What you should do. Pull every "çarpanı" line out of the data below.

Data entries
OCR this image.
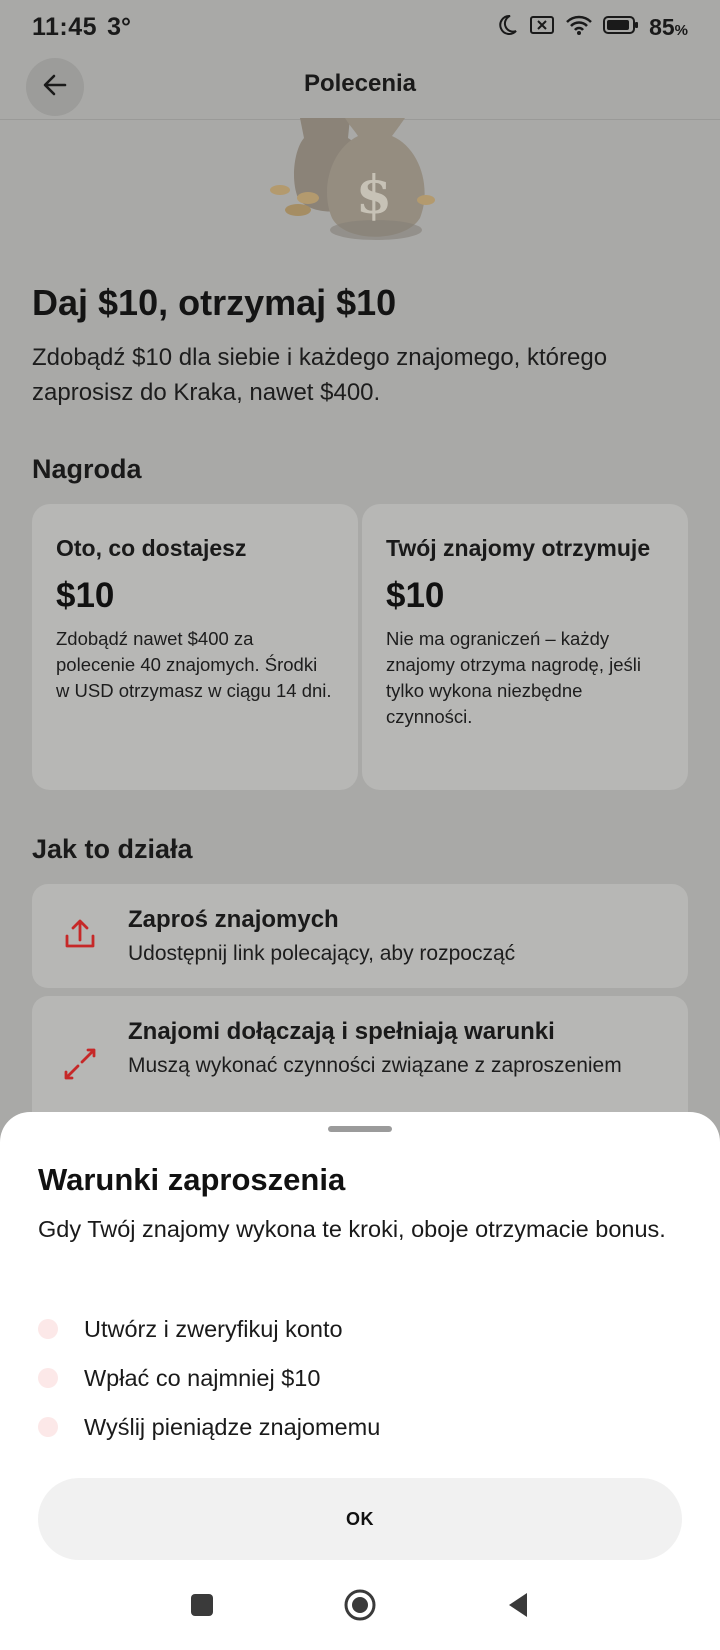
11:45 3°	85%
Polecenia
$
Daj $10, otrzymaj $10
Zdobądź $10 dla siebie i każdego znajomego, którego zaprosisz do Kraka, nawet $400.
Nagroda
Oto, co dostajesz
$10
Zdobądź nawet $400 za polecenie 40 znajomych. Środki w USD otrzymasz w ciągu 14 dni.
Twój znajomy otrzymuje
$10
Nie ma ograniczeń – każdy znajomy otrzyma nagrodę, jeśli tylko wykona niezbędne czynności.
Jak to działa
Zaproś znajomych
Udostępnij link polecający, aby rozpocząć
Znajomi dołączają i spełniają warunki
Muszą wykonać czynności związane z zaproszeniem
Warunki zaproszenia
Gdy Twój znajomy wykona te kroki, oboje otrzymacie bonus.
Utwórz i zweryfikuj konto
Wpłać co najmniej $10
Wyślij pieniądze znajomemu
OK
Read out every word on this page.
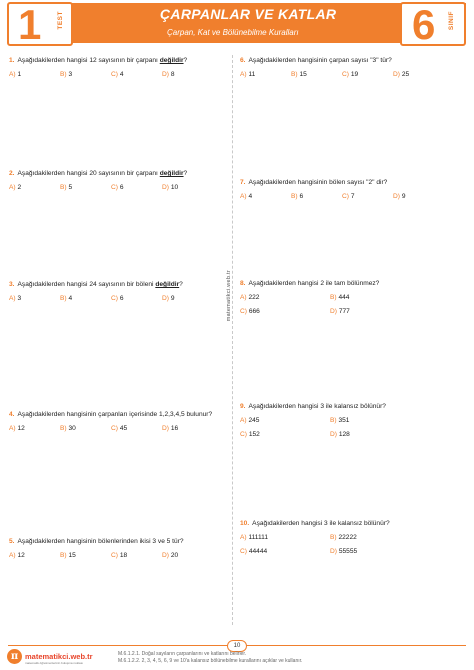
1 TEST	ÇARPANLAR VE KATLAR
Çarpan, Kat ve Bölünebilme Kuralları	6 SINIF
matematikci.web.tr
1. Aşağıdakilerden hangisi 12 sayısının bir çarpanı değildir?
A) 1	B) 3	C) 4	D) 8
2. Aşağıdakilerden hangisi 20 sayısının bir çarpanı değildir?
A) 2	B) 5	C) 6	D) 10
3. Aşağıdakilerden hangisi 24 sayısının bir böleni değildir?
A) 3	B) 4	C) 6	D) 9
4. Aşağıdakilerden hangisinin çarpanları içerisinde 1,2,3,4,5 bulunur?
A) 12	B) 30	C) 45	D) 16
5. Aşağıdakilerden hangisinin bölenlerinden ikisi 3 ve 5 tür?
A) 12	B) 15	C) 18	D) 20
6. Aşağıdakilerden hangisinin çarpan sayısı "3" tür?
A) 11	B) 15	C) 19	D) 25
7. Aşağıdakilerden hangisinin bölen sayısı "2" dir?
A) 4	B) 6	C) 7	D) 9
8. Aşağıdakilerden hangisi 2 ile tam bölünmez?
A) 222	B) 444
C) 666	D) 777
9. Aşağıdakilerden hangisi 3 ile kalansız bölünür?
A) 245	B) 351
C) 152	D) 128
10. Aşağıdakilerden hangisi 3 ile kalansız bölünür?
A) 111111	B) 22222
C) 44444	D) 55555
10
π matematikci.web.tr
matematik öğretmenlerinin buluşma noktası
M.6.1.2.1. Doğal sayıların çarpanlarını ve katlarını belirler.
M.6.1.2.2. 2, 3, 4, 5, 6, 9 ve 10'a kalansız bölünebilme kurallarını açıklar ve kullanır.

Expected answer.
1. Aşağıdakilerden hangisi 12 sayısının bir çarpanı değildir?
2. Aşağıdakilerden hangisi 20 sayısının bir çarpanı değildir?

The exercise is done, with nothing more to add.